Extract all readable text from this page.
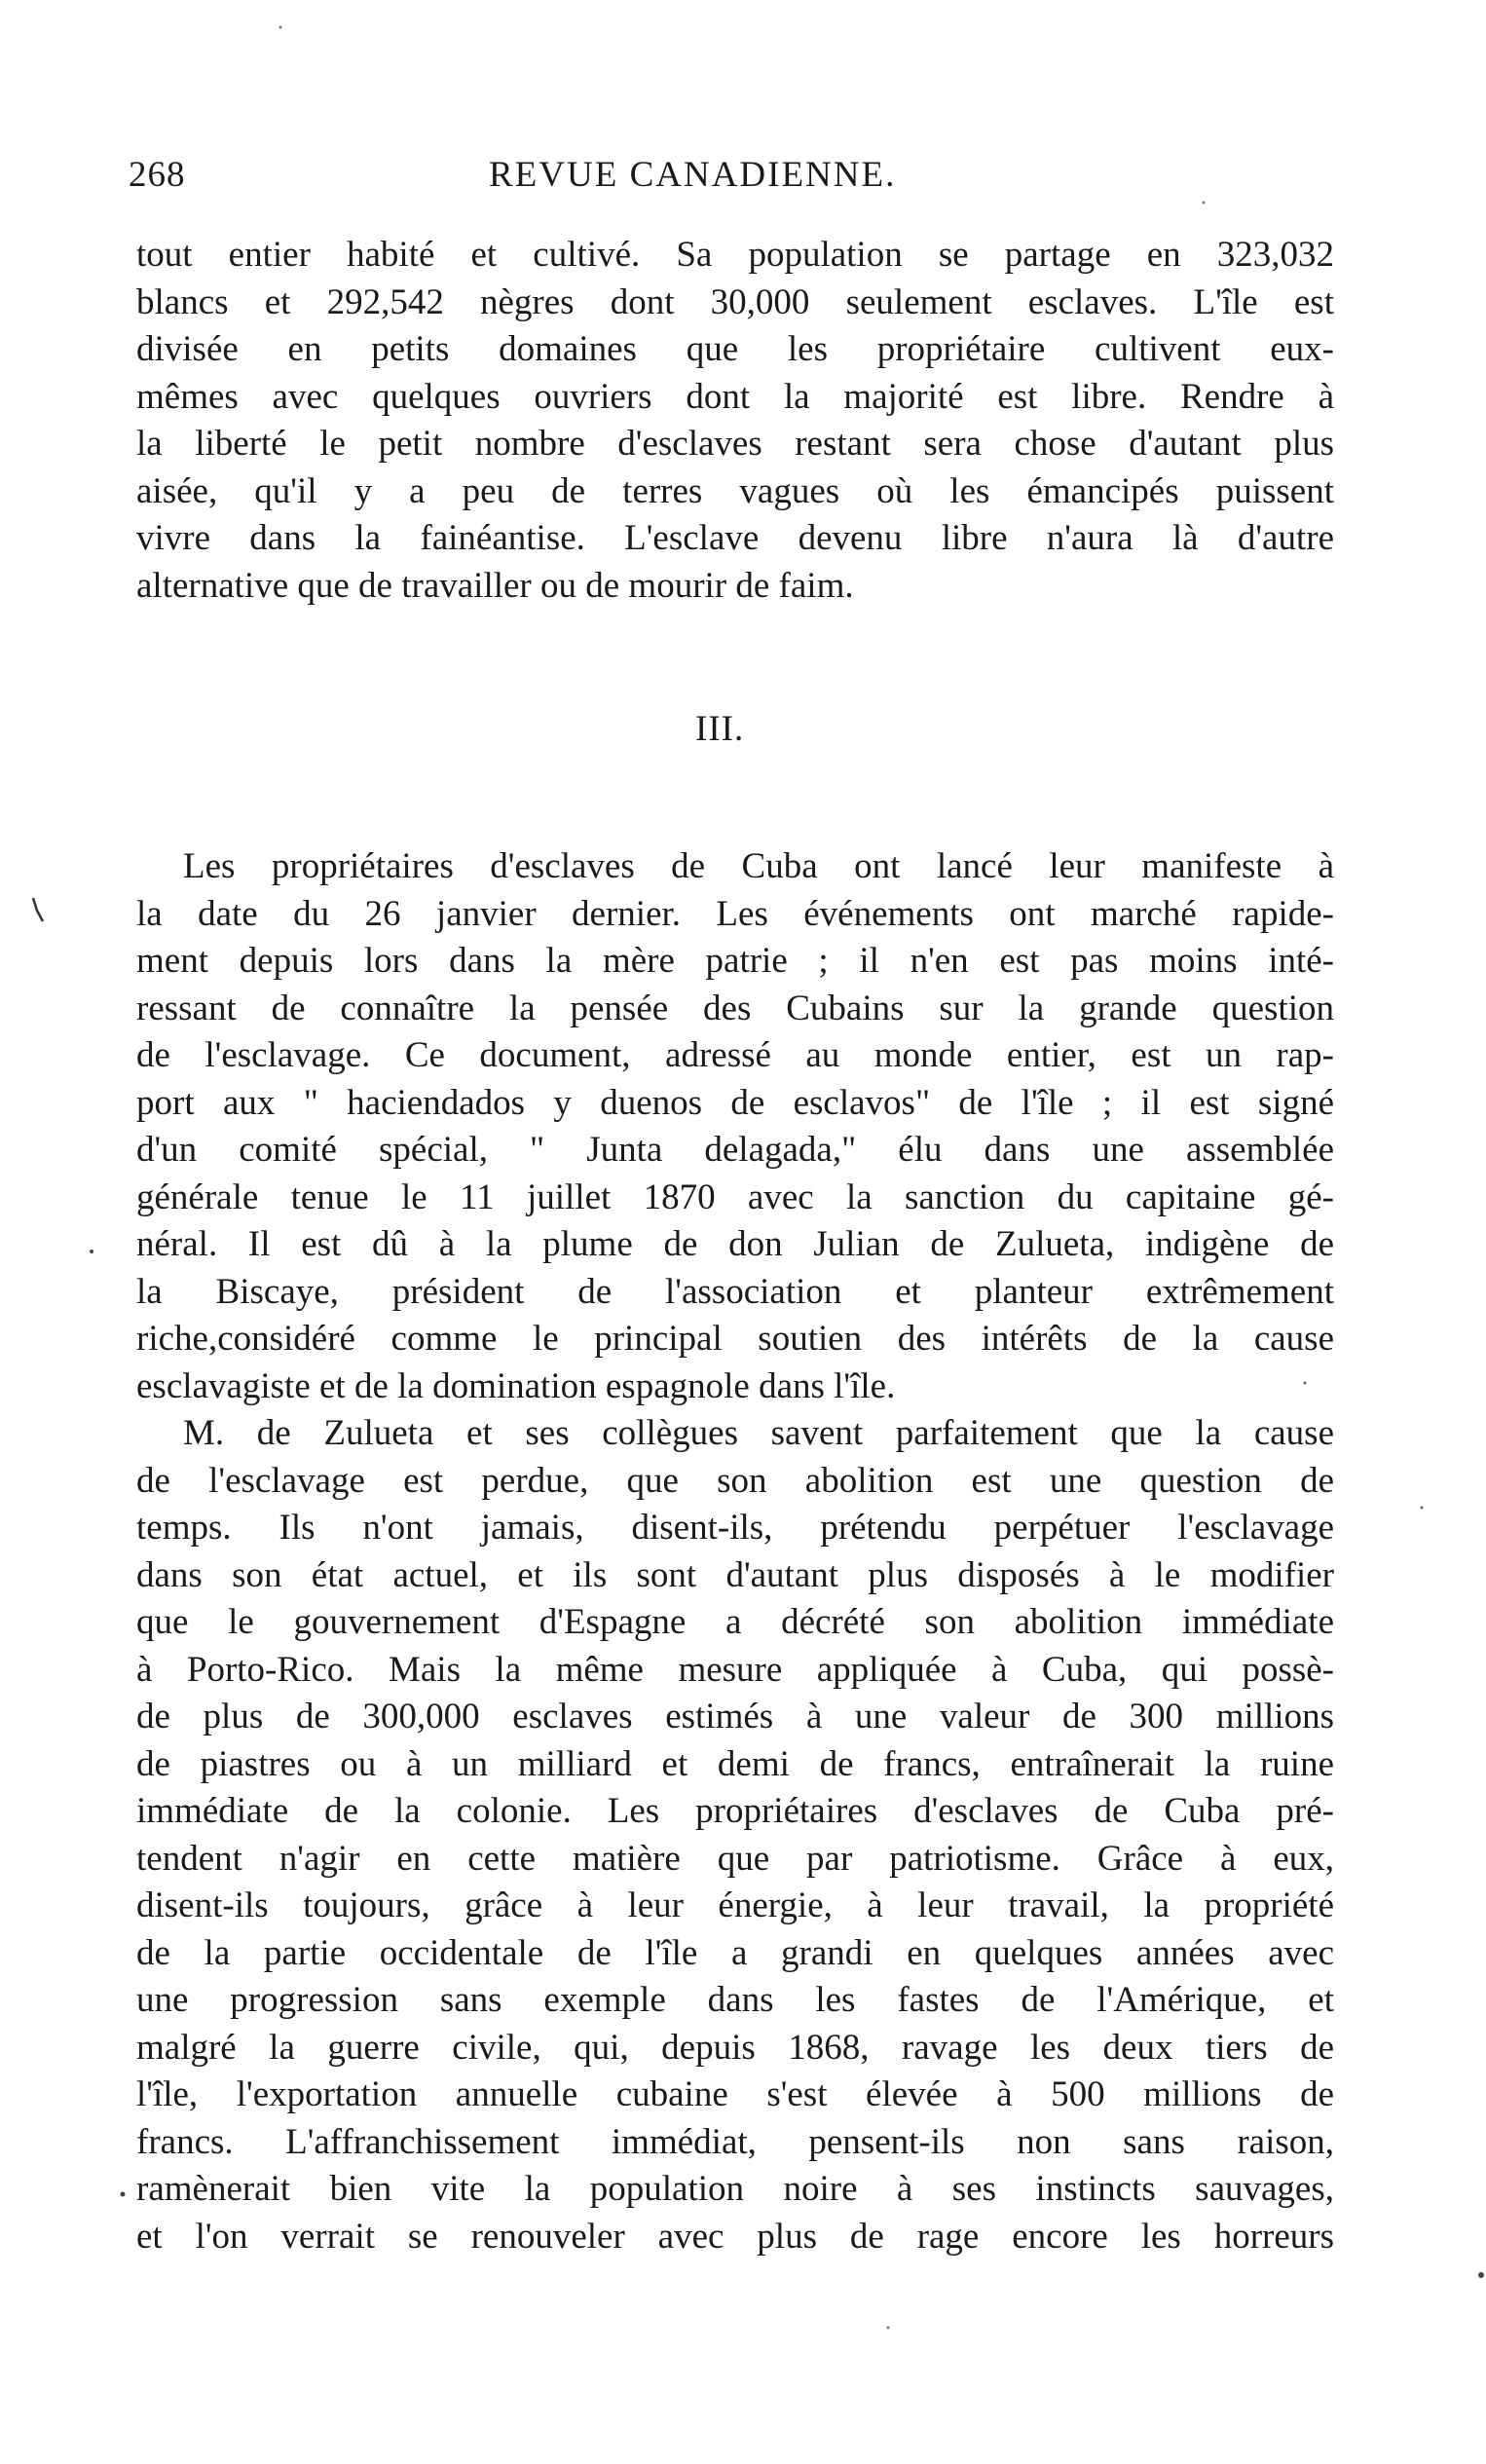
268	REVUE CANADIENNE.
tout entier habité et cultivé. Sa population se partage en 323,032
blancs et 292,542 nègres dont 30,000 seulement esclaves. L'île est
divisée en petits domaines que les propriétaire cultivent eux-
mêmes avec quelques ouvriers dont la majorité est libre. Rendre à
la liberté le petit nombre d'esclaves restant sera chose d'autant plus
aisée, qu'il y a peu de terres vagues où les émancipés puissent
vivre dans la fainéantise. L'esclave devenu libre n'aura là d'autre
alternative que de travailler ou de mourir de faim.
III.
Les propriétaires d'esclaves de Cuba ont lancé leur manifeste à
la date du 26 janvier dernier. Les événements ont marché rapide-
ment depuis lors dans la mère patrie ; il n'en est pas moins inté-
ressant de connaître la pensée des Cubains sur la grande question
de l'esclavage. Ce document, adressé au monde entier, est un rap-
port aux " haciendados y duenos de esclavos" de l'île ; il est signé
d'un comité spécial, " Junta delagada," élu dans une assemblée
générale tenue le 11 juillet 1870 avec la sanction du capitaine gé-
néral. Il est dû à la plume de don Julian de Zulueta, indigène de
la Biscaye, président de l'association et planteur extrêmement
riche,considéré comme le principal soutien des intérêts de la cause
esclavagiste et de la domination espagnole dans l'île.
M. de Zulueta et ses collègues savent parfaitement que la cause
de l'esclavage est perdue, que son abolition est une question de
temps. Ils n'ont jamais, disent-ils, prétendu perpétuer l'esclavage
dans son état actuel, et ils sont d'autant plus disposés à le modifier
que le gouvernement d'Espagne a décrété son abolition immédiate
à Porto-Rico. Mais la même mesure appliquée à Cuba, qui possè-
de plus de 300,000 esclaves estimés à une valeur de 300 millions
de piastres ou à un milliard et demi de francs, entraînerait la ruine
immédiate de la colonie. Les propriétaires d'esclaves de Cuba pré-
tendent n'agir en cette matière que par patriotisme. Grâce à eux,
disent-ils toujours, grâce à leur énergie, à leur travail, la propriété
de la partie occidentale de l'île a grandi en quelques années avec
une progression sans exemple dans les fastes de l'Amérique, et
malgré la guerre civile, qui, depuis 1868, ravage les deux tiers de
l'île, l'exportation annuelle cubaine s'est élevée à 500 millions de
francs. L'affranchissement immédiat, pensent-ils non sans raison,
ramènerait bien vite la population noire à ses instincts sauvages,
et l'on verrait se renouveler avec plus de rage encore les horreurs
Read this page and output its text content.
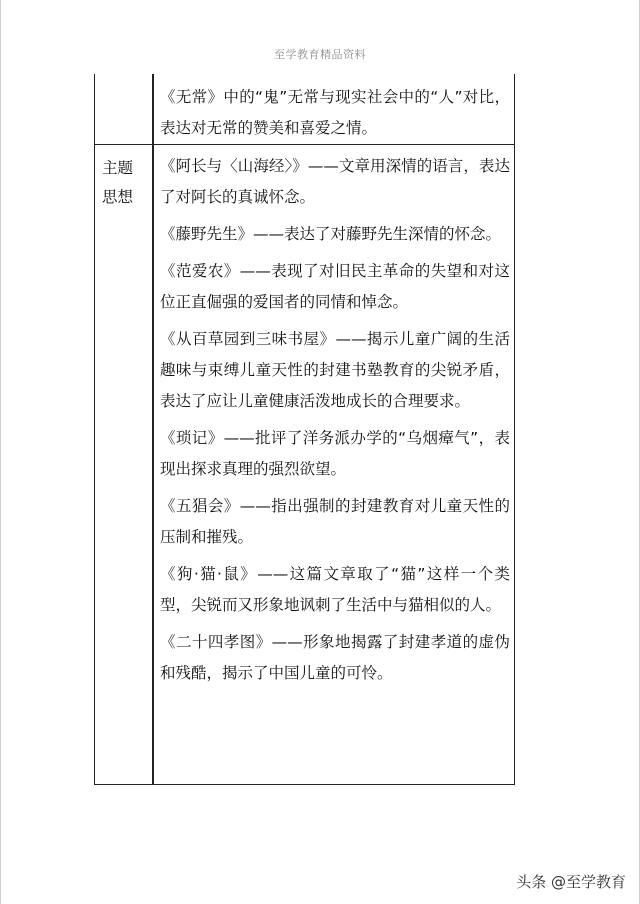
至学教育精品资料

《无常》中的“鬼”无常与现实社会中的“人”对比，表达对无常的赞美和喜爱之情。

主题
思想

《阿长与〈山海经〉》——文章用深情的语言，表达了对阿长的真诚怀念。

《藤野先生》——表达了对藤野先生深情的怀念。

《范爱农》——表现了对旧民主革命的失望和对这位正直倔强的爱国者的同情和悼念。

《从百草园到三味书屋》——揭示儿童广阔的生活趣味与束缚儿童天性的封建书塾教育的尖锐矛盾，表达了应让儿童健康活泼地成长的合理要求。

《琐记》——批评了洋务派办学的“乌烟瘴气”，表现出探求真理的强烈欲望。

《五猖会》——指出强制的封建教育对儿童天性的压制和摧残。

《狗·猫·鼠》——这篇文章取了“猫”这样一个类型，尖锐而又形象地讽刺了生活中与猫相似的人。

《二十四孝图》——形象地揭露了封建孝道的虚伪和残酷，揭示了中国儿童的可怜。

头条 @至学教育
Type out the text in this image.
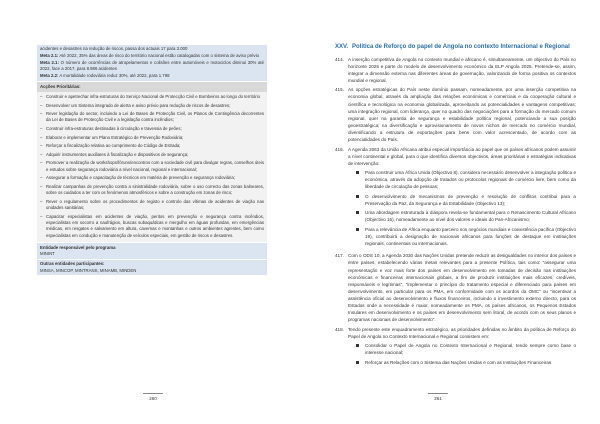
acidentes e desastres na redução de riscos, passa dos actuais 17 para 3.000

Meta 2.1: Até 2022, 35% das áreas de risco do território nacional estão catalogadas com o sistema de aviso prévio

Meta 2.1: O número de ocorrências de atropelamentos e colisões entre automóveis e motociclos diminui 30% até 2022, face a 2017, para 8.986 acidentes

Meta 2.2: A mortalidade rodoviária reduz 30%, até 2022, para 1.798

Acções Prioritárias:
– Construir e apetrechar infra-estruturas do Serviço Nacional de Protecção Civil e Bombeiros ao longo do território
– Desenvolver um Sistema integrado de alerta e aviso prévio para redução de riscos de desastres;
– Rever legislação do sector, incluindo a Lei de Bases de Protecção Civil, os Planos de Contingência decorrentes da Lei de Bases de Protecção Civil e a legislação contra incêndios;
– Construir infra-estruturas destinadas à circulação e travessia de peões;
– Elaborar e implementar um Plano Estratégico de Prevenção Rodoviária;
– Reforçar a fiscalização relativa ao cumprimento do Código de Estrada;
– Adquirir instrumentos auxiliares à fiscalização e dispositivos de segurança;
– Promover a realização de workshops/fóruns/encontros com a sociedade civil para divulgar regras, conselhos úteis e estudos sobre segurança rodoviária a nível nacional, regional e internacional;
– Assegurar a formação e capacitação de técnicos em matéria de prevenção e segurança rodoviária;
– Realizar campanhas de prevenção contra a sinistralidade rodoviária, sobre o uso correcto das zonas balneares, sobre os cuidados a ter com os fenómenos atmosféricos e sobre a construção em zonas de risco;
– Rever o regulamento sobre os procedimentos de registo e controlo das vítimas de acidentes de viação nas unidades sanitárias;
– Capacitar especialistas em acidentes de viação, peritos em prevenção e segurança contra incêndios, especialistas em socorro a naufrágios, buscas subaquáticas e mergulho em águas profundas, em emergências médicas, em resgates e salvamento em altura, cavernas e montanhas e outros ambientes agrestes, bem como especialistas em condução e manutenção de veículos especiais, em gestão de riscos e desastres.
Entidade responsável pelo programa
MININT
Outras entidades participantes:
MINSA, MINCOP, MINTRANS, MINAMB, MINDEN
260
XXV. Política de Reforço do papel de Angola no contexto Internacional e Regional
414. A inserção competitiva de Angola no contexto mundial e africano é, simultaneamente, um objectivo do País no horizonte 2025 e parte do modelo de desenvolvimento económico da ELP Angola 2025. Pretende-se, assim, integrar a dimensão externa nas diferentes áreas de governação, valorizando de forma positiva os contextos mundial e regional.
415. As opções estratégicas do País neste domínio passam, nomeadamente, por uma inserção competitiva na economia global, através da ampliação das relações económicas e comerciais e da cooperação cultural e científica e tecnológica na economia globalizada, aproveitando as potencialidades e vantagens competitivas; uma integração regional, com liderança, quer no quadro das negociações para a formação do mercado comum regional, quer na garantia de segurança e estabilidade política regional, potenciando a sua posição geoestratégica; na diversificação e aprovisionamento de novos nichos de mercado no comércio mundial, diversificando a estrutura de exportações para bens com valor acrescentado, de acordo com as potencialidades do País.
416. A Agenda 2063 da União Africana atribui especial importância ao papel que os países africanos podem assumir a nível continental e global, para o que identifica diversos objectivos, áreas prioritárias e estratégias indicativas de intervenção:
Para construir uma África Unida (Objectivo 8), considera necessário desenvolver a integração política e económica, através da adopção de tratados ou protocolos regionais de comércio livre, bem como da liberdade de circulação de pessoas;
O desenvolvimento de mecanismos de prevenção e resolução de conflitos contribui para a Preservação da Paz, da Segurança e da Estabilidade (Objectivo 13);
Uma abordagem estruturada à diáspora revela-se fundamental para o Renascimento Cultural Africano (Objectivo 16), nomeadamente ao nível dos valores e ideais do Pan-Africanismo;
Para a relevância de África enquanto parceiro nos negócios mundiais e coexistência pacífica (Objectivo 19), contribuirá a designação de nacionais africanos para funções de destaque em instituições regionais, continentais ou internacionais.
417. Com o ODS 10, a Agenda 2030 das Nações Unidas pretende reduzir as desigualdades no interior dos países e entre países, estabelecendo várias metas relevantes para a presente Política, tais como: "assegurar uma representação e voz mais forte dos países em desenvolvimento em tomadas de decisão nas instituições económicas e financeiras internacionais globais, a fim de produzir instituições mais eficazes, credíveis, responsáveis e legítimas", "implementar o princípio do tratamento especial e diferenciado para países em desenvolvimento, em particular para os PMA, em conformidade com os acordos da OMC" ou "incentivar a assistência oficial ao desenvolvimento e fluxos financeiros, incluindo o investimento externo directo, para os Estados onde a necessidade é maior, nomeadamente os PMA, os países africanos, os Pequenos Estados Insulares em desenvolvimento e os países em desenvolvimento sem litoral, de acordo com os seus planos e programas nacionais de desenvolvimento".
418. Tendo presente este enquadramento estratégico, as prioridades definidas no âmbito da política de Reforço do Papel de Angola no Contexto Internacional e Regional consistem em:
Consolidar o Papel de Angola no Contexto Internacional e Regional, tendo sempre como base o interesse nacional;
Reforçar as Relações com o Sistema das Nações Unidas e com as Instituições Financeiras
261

» **WHAT THE TASK REQUIRES**: Search the data for the string "millions". List each line that has it.

» **ANSWER BELOW**:
de plus de 300,000 esclaves estimés à une valeur de 300 millions
l'île, l'exportation annuelle cubaine s'est élevée à 500 millions de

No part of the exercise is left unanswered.